What you should do: Scan the records for the string "given"; copy each line where it occurs.

Records supplied:
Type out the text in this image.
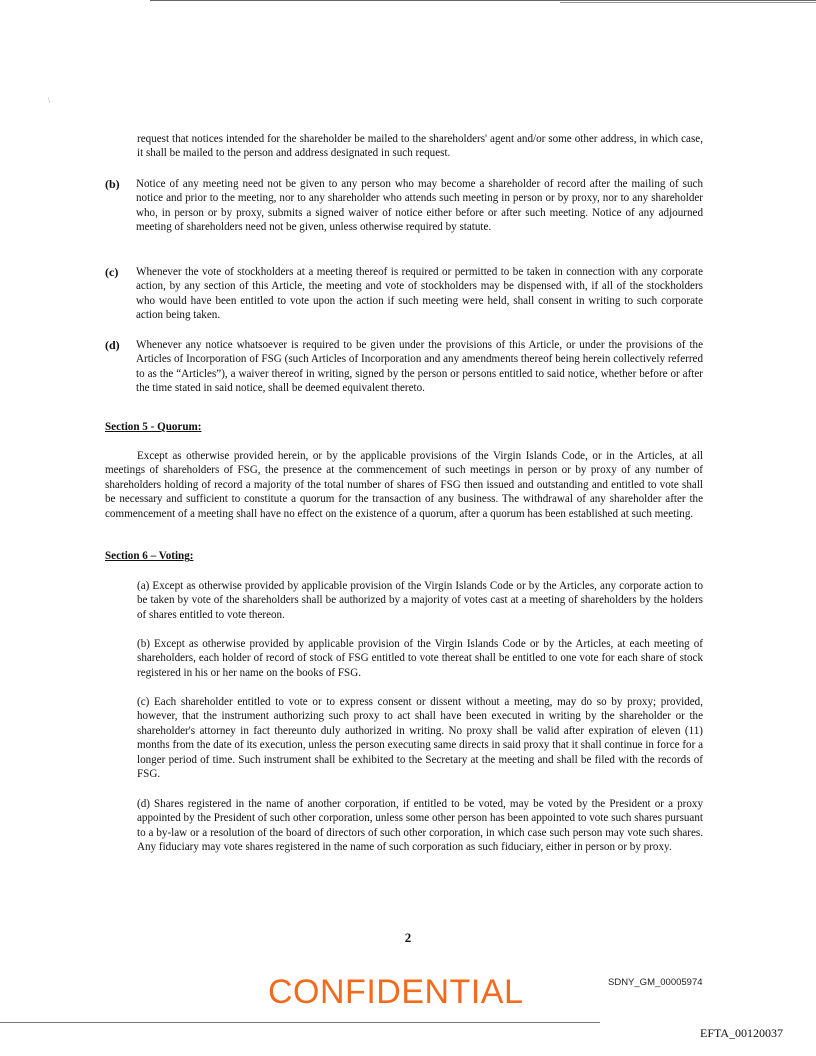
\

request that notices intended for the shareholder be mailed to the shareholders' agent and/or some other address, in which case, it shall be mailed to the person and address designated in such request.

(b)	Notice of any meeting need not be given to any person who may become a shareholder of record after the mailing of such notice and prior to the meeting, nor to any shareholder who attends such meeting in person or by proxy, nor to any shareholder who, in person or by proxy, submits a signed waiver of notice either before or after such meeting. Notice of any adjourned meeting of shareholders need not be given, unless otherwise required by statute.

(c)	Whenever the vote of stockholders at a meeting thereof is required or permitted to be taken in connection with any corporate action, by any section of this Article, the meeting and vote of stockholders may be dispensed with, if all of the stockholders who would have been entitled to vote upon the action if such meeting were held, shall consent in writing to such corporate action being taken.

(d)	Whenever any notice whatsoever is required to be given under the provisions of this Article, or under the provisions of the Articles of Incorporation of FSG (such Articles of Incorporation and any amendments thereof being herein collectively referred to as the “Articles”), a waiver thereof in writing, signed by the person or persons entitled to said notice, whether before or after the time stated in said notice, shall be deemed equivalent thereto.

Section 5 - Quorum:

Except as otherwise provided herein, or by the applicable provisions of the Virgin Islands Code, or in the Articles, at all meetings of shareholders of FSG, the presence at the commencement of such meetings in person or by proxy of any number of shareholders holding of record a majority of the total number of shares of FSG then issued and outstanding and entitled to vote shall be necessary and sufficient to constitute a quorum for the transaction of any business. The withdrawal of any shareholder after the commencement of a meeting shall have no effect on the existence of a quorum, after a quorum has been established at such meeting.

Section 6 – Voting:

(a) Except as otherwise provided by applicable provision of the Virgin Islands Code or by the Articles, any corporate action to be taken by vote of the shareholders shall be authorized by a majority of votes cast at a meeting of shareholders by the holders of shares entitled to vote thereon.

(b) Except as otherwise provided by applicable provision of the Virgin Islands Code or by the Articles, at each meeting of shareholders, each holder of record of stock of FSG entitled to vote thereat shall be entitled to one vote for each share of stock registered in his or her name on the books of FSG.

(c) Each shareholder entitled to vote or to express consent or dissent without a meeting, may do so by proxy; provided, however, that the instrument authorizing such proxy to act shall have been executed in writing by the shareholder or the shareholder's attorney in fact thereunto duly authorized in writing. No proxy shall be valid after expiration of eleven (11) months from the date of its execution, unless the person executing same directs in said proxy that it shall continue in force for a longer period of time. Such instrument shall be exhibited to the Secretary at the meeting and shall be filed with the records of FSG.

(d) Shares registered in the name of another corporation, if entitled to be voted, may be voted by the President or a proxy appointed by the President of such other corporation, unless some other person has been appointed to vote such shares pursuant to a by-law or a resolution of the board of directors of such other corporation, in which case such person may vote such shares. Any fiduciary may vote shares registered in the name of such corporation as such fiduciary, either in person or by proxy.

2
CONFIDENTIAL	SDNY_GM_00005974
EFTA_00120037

Result for this exercise:
(b)	Notice of any meeting need not be given to any person who may become a shareholder of record after the mailing of such notice and prior to the meeting, nor to any shareholder who attends such meeting in person or by proxy, nor to any shareholder who, in person or by proxy, submits a signed waiver of notice either before or after such meeting. Notice of any adjourned meeting of shareholders need not be given, unless otherwise required by statute.
(d)	Whenever any notice whatsoever is required to be given under the provisions of this Article, or under the provisions of the Articles of Incorporation of FSG (such Articles of Incorporation and any amendments thereof being herein collectively referred to as the “Articles”), a waiver thereof in writing, signed by the person or persons entitled to said notice, whether before or after the time stated in said notice, shall be deemed equivalent thereto.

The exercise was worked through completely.